▶ **Dataset records**

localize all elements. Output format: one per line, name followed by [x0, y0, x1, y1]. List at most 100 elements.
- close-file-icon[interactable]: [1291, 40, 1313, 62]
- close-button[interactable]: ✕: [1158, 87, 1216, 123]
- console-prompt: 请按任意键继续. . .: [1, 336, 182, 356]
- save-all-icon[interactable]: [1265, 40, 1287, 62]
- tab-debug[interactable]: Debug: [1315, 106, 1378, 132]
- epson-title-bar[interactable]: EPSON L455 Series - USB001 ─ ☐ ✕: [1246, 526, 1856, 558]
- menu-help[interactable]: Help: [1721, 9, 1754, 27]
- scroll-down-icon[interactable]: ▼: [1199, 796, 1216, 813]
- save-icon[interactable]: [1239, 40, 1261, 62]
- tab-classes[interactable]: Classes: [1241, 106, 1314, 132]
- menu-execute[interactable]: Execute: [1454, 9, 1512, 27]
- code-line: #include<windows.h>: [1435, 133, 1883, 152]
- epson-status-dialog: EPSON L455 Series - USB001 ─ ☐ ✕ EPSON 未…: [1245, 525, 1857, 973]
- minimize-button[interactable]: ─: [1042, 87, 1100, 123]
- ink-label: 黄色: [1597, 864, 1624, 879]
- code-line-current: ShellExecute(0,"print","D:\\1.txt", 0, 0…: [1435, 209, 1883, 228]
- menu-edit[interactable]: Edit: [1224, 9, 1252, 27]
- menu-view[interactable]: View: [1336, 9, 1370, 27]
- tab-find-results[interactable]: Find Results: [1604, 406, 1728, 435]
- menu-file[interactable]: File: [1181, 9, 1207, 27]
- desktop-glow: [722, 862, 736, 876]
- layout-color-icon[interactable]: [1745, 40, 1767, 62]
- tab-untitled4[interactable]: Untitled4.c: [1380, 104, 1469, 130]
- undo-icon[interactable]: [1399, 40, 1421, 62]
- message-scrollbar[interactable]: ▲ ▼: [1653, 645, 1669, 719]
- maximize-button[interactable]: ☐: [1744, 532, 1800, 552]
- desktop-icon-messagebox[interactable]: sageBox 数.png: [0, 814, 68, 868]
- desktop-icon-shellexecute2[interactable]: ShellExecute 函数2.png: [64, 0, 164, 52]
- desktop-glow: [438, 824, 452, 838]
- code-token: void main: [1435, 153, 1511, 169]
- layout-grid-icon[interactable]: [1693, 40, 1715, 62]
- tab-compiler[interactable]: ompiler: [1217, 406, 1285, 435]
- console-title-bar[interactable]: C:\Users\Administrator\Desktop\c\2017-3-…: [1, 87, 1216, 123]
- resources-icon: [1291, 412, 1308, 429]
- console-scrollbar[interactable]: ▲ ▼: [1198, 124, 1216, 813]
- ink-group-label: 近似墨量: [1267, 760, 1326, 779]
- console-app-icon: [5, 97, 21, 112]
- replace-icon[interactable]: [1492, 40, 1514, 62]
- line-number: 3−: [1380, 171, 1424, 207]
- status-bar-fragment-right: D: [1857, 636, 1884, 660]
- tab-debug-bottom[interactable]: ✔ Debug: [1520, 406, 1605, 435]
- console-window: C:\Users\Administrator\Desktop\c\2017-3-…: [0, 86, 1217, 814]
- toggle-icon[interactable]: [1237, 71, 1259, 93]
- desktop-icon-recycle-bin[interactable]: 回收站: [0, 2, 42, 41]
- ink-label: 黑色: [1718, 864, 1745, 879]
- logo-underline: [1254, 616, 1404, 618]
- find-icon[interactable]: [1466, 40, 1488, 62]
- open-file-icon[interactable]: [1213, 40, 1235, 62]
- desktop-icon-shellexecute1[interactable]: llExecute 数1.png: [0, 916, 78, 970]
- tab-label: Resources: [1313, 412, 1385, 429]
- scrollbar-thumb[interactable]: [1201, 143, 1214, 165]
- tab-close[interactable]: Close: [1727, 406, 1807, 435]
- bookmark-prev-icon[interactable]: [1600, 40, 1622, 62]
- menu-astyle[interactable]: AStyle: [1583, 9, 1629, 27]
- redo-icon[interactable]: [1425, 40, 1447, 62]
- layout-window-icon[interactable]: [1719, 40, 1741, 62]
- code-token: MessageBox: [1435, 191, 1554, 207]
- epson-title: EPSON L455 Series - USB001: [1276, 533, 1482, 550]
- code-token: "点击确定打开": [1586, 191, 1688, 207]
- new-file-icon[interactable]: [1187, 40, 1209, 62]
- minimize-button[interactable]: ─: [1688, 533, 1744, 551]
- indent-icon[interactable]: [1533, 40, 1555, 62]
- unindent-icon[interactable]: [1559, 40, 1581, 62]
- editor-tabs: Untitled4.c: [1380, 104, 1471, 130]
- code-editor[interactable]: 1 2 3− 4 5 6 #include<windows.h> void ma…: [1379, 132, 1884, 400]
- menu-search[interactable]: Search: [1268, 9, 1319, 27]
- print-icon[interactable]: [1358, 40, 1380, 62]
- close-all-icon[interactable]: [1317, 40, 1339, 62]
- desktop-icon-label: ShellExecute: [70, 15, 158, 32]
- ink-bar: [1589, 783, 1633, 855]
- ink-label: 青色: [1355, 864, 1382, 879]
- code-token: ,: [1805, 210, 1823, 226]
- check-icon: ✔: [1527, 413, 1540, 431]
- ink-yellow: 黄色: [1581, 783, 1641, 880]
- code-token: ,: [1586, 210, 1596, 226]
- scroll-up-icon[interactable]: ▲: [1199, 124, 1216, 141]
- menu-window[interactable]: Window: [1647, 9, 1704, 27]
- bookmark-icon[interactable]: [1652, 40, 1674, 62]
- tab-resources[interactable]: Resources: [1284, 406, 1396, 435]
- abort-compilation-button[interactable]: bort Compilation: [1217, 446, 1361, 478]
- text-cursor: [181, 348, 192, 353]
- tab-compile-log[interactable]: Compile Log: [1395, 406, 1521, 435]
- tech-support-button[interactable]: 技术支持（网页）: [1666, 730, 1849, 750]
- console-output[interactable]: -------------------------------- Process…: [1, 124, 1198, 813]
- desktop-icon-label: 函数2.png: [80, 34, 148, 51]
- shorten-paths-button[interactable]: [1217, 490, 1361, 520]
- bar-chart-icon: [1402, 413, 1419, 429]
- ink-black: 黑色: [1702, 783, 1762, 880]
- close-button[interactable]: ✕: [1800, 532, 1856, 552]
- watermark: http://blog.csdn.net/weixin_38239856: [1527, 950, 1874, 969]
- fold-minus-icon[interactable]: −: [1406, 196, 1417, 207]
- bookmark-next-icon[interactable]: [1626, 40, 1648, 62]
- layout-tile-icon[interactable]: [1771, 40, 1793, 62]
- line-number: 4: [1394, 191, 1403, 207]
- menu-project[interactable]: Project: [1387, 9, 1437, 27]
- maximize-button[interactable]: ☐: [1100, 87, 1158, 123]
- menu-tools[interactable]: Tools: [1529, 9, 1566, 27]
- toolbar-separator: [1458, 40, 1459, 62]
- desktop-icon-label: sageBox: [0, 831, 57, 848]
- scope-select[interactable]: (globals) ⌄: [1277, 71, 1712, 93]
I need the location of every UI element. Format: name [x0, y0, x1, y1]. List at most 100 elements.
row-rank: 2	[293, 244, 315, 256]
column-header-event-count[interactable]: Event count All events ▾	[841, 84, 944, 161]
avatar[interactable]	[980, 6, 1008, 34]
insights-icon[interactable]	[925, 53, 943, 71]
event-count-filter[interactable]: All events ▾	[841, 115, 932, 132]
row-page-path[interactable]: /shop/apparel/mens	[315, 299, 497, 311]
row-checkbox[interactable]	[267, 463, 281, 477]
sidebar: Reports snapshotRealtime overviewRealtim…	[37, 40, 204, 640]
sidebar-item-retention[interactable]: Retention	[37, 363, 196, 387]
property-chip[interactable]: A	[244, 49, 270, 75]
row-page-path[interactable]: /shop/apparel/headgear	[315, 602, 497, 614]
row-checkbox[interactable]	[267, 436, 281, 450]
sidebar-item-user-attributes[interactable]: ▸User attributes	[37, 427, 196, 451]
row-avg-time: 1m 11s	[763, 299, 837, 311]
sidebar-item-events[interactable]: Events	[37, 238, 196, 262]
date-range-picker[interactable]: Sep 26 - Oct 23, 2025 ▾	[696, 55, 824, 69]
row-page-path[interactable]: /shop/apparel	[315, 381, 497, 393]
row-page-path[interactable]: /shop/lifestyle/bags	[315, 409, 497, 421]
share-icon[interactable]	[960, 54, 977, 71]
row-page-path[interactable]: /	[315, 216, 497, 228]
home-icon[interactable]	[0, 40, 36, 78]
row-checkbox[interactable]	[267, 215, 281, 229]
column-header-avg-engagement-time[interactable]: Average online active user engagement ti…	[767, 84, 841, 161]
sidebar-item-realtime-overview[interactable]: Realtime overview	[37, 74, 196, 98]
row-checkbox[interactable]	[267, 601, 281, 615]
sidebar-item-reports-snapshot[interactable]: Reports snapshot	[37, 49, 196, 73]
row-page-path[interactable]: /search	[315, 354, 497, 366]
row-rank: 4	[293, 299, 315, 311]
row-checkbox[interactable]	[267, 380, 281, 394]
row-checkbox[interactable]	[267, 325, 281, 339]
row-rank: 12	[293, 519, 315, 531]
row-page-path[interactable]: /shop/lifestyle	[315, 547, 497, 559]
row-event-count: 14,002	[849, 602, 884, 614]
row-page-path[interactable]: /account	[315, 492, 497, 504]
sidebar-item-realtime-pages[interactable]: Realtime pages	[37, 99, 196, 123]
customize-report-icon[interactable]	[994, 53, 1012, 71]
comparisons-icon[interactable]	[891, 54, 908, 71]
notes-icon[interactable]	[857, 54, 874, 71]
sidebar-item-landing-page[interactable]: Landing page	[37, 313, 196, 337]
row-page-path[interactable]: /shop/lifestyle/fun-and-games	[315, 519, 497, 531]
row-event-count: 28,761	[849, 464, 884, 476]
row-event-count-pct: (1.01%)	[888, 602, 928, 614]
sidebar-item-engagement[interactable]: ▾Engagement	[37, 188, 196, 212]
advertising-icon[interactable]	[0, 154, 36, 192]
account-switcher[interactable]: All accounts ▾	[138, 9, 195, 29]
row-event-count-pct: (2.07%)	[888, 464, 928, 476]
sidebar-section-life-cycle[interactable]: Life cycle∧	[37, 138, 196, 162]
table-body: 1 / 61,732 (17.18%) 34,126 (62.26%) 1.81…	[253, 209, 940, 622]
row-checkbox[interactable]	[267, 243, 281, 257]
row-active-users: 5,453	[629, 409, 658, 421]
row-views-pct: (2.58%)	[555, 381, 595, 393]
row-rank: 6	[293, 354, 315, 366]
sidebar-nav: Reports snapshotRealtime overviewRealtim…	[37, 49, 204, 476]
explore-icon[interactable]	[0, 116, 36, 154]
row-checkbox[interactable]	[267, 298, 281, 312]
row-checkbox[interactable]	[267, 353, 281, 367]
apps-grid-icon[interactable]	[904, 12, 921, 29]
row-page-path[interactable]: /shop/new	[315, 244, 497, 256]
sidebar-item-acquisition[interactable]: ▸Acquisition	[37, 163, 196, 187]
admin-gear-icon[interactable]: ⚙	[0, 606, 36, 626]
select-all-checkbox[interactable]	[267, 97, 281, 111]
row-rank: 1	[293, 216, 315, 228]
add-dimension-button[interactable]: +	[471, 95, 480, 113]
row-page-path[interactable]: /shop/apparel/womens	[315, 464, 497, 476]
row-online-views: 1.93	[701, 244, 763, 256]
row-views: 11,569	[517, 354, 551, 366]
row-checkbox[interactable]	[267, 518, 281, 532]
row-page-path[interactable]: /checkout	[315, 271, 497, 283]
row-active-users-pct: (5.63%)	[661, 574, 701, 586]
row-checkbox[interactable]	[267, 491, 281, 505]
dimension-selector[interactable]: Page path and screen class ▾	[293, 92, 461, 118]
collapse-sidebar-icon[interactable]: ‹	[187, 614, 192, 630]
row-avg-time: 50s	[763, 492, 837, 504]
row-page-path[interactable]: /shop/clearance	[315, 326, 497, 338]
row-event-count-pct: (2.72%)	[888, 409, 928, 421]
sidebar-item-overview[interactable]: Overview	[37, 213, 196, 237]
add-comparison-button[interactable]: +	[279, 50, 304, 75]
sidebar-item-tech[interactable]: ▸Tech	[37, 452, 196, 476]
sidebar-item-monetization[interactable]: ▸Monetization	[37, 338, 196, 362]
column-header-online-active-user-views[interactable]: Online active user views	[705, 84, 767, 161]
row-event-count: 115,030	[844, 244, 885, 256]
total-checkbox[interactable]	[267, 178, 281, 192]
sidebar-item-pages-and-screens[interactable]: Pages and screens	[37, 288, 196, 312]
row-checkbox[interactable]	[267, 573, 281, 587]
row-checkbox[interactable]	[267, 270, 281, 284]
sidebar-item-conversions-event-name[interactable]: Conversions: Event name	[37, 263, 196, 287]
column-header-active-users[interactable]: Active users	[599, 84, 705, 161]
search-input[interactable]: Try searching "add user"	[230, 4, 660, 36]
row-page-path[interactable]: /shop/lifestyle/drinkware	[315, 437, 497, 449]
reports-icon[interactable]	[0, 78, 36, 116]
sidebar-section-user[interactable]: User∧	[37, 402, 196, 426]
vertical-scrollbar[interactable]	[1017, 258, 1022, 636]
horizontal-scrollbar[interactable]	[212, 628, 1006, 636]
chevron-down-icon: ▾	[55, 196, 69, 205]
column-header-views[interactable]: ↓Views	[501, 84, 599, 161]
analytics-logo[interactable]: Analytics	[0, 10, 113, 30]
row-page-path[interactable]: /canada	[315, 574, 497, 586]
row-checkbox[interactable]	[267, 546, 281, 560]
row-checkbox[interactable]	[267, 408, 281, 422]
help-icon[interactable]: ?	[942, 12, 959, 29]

▶ **What you will do**
Reproduce the rows above verbatim, from the very first row through the row containing "- tab-debug[interactable]: Debug: [1315, 106, 1378, 132]", including both.

▶ **Task solution**
localize all elements. Output format: one per line, name followed by [x0, y0, x1, y1]. List at most 100 elements.
- close-file-icon[interactable]: [1291, 40, 1313, 62]
- close-button[interactable]: ✕: [1158, 87, 1216, 123]
- console-prompt: 请按任意键继续. . .: [1, 336, 182, 356]
- save-all-icon[interactable]: [1265, 40, 1287, 62]
- tab-debug[interactable]: Debug: [1315, 106, 1378, 132]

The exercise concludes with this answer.